Stored data entries
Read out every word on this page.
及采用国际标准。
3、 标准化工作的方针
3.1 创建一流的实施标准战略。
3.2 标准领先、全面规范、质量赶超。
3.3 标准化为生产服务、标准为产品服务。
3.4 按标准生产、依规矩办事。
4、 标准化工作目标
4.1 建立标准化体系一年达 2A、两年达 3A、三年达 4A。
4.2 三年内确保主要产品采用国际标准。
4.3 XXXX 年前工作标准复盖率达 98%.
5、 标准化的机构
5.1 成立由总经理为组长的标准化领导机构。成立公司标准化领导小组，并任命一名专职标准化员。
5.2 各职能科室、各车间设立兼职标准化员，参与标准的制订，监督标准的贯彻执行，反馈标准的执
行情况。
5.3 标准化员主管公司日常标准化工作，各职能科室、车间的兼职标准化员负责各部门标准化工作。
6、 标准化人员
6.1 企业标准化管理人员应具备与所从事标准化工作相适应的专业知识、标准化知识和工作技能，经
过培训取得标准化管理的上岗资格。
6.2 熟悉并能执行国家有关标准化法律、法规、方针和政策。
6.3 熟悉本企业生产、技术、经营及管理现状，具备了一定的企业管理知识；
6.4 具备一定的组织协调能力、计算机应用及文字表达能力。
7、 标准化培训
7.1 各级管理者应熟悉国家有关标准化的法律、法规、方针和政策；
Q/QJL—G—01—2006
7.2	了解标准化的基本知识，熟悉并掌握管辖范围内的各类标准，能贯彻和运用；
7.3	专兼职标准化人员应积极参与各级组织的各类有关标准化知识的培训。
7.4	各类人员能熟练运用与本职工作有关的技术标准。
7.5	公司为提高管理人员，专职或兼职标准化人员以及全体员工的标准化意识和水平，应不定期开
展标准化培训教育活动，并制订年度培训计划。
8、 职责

* **WHAT TO DO**
Find and copy each line above that includes the string "方针和政策".

* **TASK SOLUTION**
6.2 熟悉并能执行国家有关标准化法律、法规、方针和政策。
7.1 各级管理者应熟悉国家有关标准化的法律、法规、方针和政策；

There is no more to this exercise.